Repeat all the material exactly; pictures stay out of your copy.

= = =

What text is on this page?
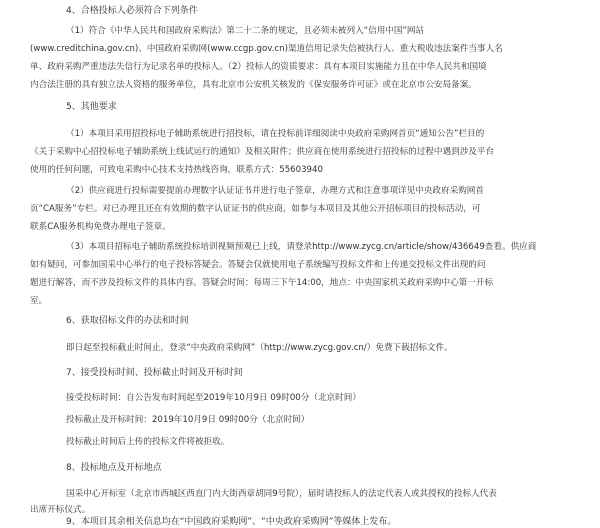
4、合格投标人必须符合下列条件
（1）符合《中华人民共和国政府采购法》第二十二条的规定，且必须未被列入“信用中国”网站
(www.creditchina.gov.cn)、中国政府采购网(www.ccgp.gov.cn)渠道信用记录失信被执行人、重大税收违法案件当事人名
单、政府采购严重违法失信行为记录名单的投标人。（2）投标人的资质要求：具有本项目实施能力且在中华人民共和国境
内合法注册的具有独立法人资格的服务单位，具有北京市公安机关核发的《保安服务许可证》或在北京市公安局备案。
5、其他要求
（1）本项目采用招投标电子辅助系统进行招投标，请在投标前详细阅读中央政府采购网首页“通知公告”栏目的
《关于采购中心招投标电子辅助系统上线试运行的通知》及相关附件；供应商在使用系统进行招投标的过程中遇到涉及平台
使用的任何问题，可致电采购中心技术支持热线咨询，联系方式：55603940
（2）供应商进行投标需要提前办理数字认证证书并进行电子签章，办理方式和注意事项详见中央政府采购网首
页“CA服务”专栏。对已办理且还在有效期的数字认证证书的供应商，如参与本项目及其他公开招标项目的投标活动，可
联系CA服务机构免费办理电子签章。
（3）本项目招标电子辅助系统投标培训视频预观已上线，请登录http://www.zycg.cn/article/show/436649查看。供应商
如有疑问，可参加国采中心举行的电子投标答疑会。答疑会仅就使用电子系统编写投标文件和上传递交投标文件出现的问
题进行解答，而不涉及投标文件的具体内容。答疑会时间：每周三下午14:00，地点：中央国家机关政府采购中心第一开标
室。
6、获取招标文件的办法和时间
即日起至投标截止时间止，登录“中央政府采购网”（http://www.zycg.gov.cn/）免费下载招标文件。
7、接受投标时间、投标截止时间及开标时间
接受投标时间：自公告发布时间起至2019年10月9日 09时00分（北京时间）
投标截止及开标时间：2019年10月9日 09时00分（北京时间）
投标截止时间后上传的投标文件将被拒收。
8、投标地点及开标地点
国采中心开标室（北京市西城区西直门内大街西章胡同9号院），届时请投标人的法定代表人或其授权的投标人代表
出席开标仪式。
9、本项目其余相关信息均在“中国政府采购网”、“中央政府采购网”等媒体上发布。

= = =

▸ **Correct output**
What text is on this page?
4、合格投标人必须符合下列条件
（1）符合《中华人民共和国政府采购法》第二十二条的规定，且必须未被列入“信用中国”网站
(www.creditchina.gov.cn)、中国政府采购网(www.ccgp.gov.cn)渠道信用记录失信被执行人、重大税收违法案件当事人名
单、政府采购严重违法失信行为记录名单的投标人。（2）投标人的资质要求：具有本项目实施能力且在中华人民共和国境
内合法注册的具有独立法人资格的服务单位，具有北京市公安机关核发的《保安服务许可证》或在北京市公安局备案。
5、其他要求
（1）本项目采用招投标电子辅助系统进行招投标，请在投标前详细阅读中央政府采购网首页“通知公告”栏目的
《关于采购中心招投标电子辅助系统上线试运行的通知》及相关附件；供应商在使用系统进行招投标的过程中遇到涉及平台
使用的任何问题，可致电采购中心技术支持热线咨询，联系方式：55603940
（2）供应商进行投标需要提前办理数字认证证书并进行电子签章，办理方式和注意事项详见中央政府采购网首
页“CA服务”专栏。对已办理且还在有效期的数字认证证书的供应商，如参与本项目及其他公开招标项目的投标活动，可
联系CA服务机构免费办理电子签章。
（3）本项目招标电子辅助系统投标培训视频预观已上线，请登录http://www.zycg.cn/article/show/436649查看。供应商
如有疑问，可参加国采中心举行的电子投标答疑会。答疑会仅就使用电子系统编写投标文件和上传递交投标文件出现的问
题进行解答，而不涉及投标文件的具体内容。答疑会时间：每周三下午14:00，地点：中央国家机关政府采购中心第一开标
室。
6、获取招标文件的办法和时间
即日起至投标截止时间止，登录“中央政府采购网”（http://www.zycg.gov.cn/）免费下载招标文件。
7、接受投标时间、投标截止时间及开标时间
接受投标时间：自公告发布时间起至2019年10月9日 09时00分（北京时间）
投标截止及开标时间：2019年10月9日 09时00分（北京时间）
投标截止时间后上传的投标文件将被拒收。
8、投标地点及开标地点
国采中心开标室（北京市西城区西直门内大街西章胡同9号院），届时请投标人的法定代表人或其授权的投标人代表
出席开标仪式。
9、本项目其余相关信息均在“中国政府采购网”、“中央政府采购网”等媒体上发布。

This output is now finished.